-- PROBLEM DETAILS --
Render the lines as a numbered list, from the start of the lines through the line containing "The elastic gasket 111 is at (213, 343).", with both ends included and blank lines left out. Leave the pictures out of your answer.

****************************************

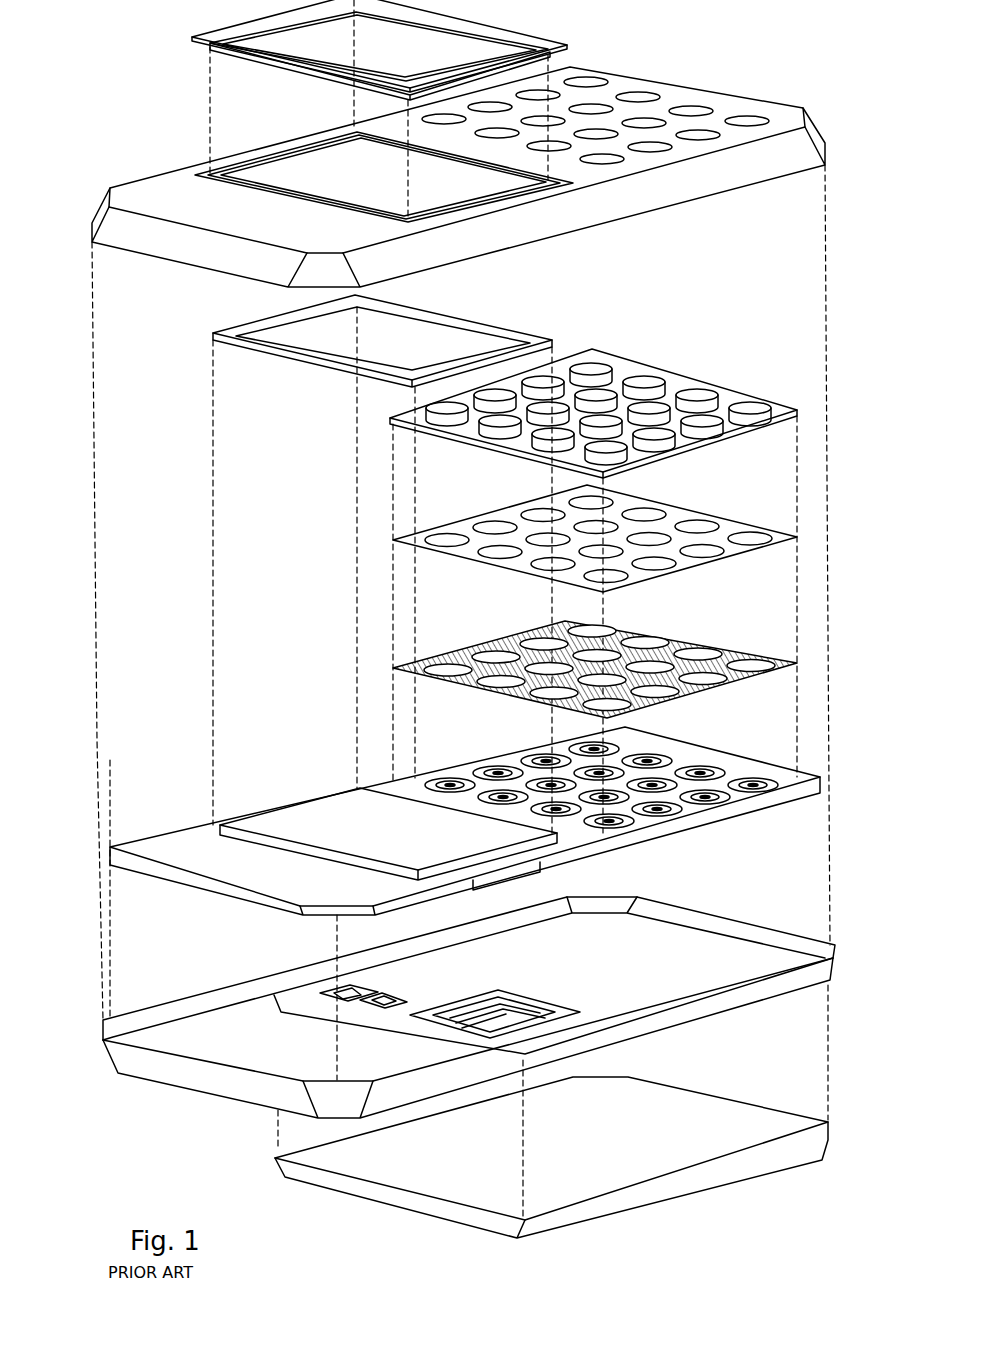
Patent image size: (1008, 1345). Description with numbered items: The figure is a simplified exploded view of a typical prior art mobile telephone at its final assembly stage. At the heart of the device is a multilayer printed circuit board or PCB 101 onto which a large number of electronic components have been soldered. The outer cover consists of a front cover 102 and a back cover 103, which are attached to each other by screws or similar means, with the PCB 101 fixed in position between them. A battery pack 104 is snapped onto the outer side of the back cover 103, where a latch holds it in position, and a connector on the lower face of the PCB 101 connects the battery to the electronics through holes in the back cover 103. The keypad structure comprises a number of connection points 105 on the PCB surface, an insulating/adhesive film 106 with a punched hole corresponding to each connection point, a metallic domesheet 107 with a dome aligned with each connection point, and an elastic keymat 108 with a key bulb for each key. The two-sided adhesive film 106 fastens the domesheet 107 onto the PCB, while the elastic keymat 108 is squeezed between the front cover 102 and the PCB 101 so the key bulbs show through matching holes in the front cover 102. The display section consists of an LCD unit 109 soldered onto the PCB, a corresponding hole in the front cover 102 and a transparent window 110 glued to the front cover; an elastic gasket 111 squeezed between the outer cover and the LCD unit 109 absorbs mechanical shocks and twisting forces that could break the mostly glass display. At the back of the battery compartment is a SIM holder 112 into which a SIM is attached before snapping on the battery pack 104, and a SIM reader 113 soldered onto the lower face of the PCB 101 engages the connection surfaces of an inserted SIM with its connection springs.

The printed circuit board 101 is at (493, 821).
The front cover 102 is at (788, 110).
The back cover 103 is at (491, 1007).
The battery pack 104 is at (777, 1162).
The connection points 105 is at (708, 770).
The insulating/adhesive film 106 is at (757, 675).
The metallic domesheet 107 is at (753, 548).
The elastic keymat 108 is at (767, 422).
The LCD unit 109 is at (250, 820).
The transparent window 110 is at (190, 40).
The elastic gasket 111 is at (213, 343).
The SIM holder 112 is at (570, 1002).
The SIM reader 113 is at (640, 855).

****************************************

-- TASK RESULT --
1. Patent image size: (1008, 1345). Description with numbered items: The figure is a simplified exploded view of a typical prior art mobile telephone at its final assembly stage. At the heart of the device is a multilayer printed circuit board or PCB 101 onto which a large number of electronic components have been soldered. The outer cover consists of a front cover 102 and a back cover 103, which are attached to each other by screws or similar means, with the PCB 101 fixed in position between them. A battery pack 104 is snapped onto the outer side of the back cover 103, where a latch holds it in position, and a connector on the lower face of the PCB 101 connects the battery to the electronics through holes in the back cover 103. The keypad structure comprises a number of connection points 105 on the PCB surface, an insulating/adhesive film 106 with a punched hole corresponding to each connection point, a metallic domesheet 107 with a dome aligned with each connection point, and an elastic keymat 108 with a key bulb for each key. The two-sided adhesive film 106 fastens the domesheet 107 onto the PCB, while the elastic keymat 108 is squeezed between the front cover 102 and the PCB 101 so the key bulbs show through matching holes in the front cover 102. The display section consists of an LCD unit 109 soldered onto the PCB, a corresponding hole in the front cover 102 and a transparent window 110 glued to the front cover; an elastic gasket 111 squeezed between the outer cover and the LCD unit 109 absorbs mechanical shocks and twisting forces that could break the mostly glass display. At the back of the battery compartment is a SIM holder 112 into which a SIM is attached before snapping on the battery pack 104, and a SIM reader 113 soldered onto the lower face of the PCB 101 engages the connection surfaces of an inserted SIM with its connection springs.
2. The printed circuit board 101 is at (493, 821).
3. The front cover 102 is at (788, 110).
4. The back cover 103 is at (491, 1007).
5. The battery pack 104 is at (777, 1162).
6. The connection points 105 is at (708, 770).
7. The insulating/adhesive film 106 is at (757, 675).
8. The metallic domesheet 107 is at (753, 548).
9. The elastic keymat 108 is at (767, 422).
10. The LCD unit 109 is at (250, 820).
11. The transparent window 110 is at (190, 40).
12. The elastic gasket 111 is at (213, 343).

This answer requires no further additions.